◆ INSTRUCTIONS TO FOLLOW
Quote the whole listing word for word. Do not include the pictures.

◆ RECORDS FOR PROCESSING
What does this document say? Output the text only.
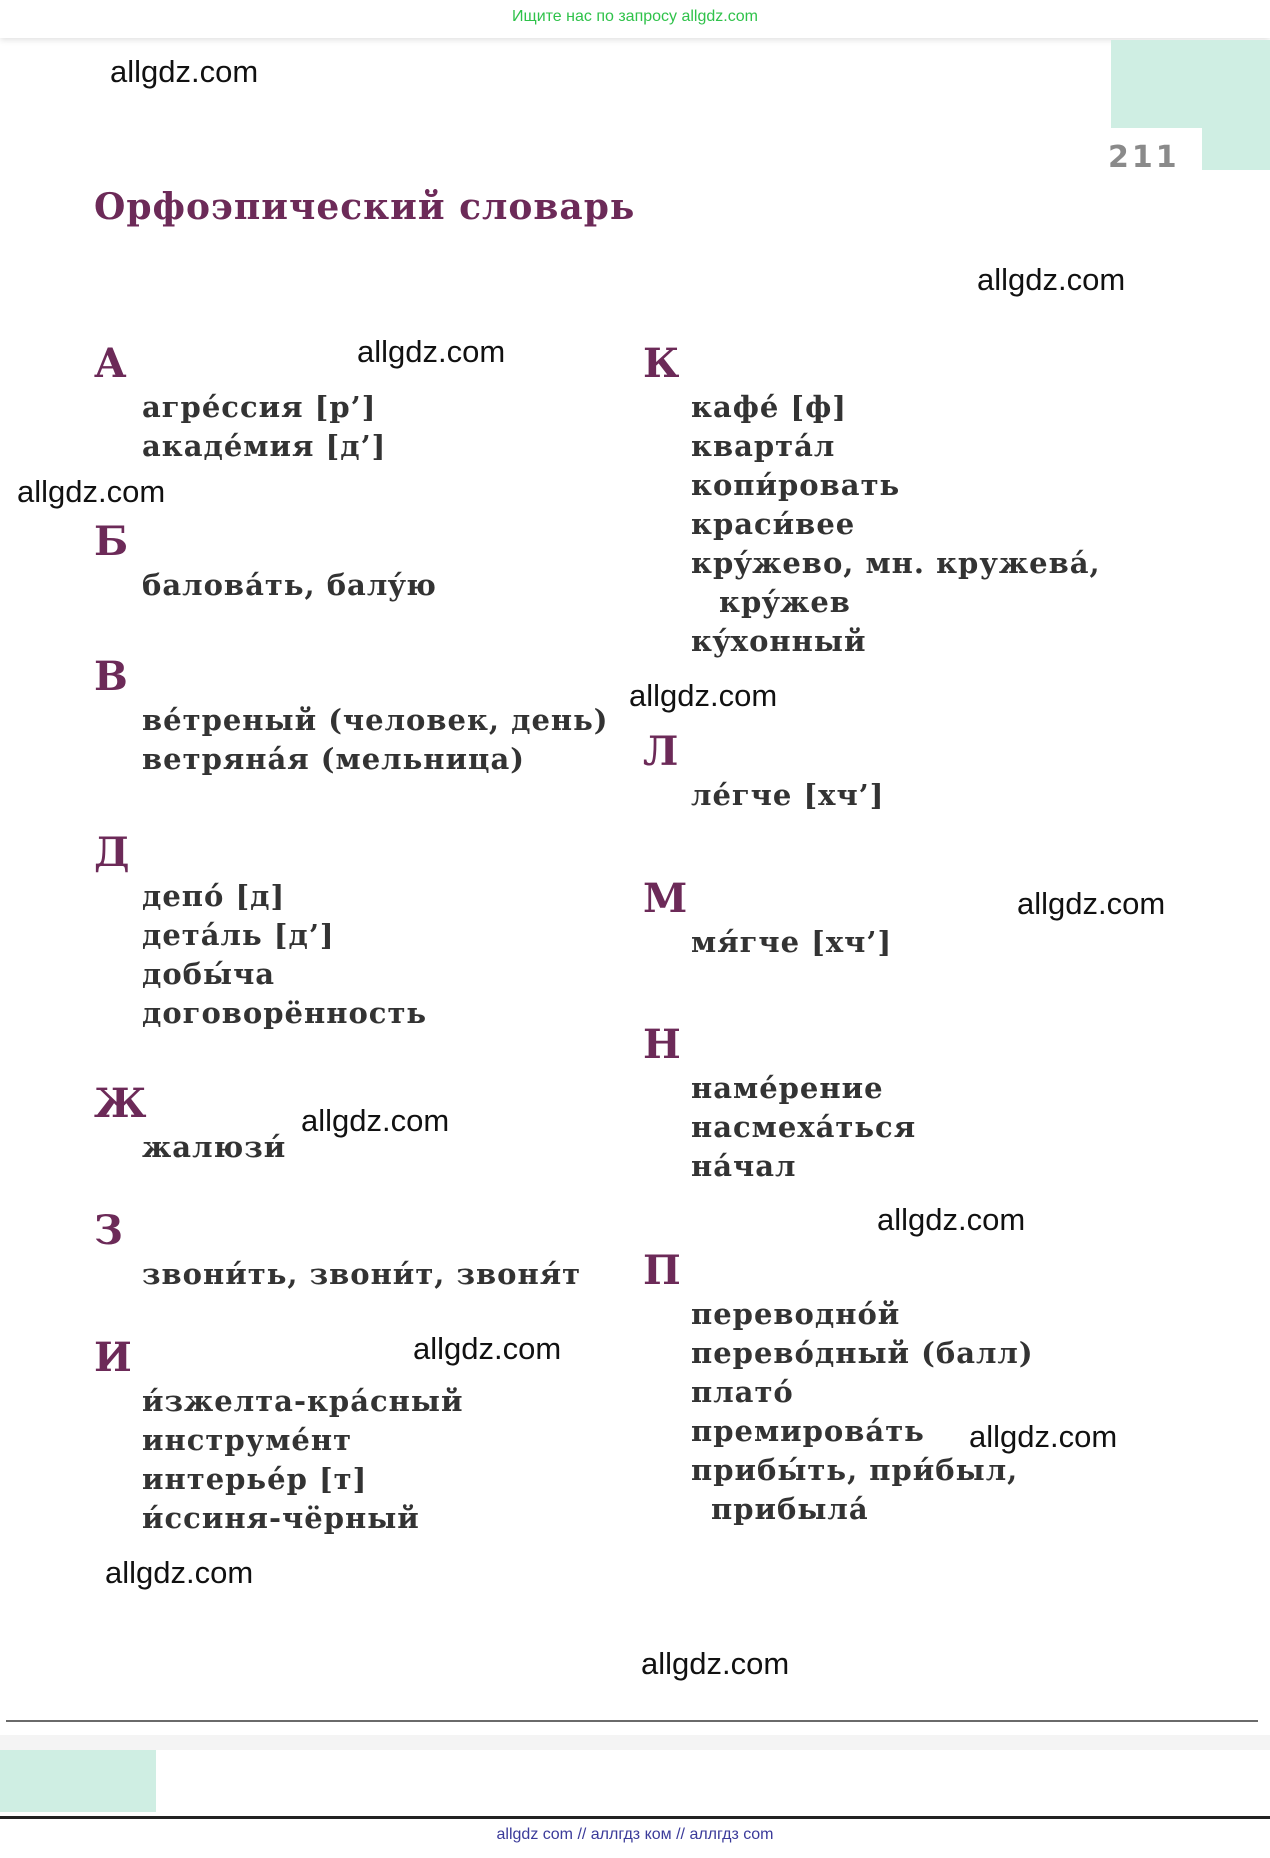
Ищите нас по запросу allgdz.com
211
Орфоэпический словарь
А
агрéссия [р’]
акадéмия [д’]
Б
баловáть, балýю
В
вéтреный (человек, день)
ветрянáя (мельница)
Д
депó [д]
детáль [д’]
добы́ча
договорённость
Ж
жалюзи́
З
звони́ть, звони́т, звоня́т
И
и́зжелта-крáсный
инструмéнт
интерьéр [т]
и́ссиня-чёрный
К
кафé [ф]
квартáл
копи́ровать
краси́вее
крýжево, мн. кружевá,
крýжев
кýхонный
Л
лéгче [хч’]
М
мя́гче [хч’]
Н
намéрение
насмехáться
нáчал
П
переводнóй
перевóдный (балл)
платó
премировáть
прибы́ть, при́был,
прибылá
allgdz.com
allgdz.com
allgdz.com
allgdz.com
allgdz.com
allgdz.com
allgdz.com
allgdz.com
allgdz.com
allgdz.com
allgdz.com
allgdz.com
allgdz com // аллгдз ком // аллгдз com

◆ FULL RESPONSE
What does this document say? Output the text only.
Ищите нас по запросу allgdz.com
211
Орфоэпический словарь
А
агрéссия [р’]
акадéмия [д’]
Б
баловáть, балýю
В
вéтреный (человек, день)
ветрянáя (мельница)
Д
депó [д]
детáль [д’]
добы́ча
договорённость
Ж
жалюзи́
З
звони́ть, звони́т, звоня́т
И
и́зжелта-крáсный
инструмéнт
интерьéр [т]
и́ссиня-чёрный
К
кафé [ф]
квартáл
копи́ровать
краси́вее
крýжево, мн. кружевá,
крýжев
кýхонный
Л
лéгче [хч’]
М
мя́гче [хч’]
Н
намéрение
насмехáться
нáчал
П
переводнóй
перевóдный (балл)
платó
премировáть
прибы́ть, при́был,
прибылá
allgdz.com
allgdz.com
allgdz.com
allgdz.com
allgdz.com
allgdz.com
allgdz.com
allgdz.com
allgdz.com
allgdz.com
allgdz.com
allgdz.com
allgdz com // аллгдз ком // аллгдз com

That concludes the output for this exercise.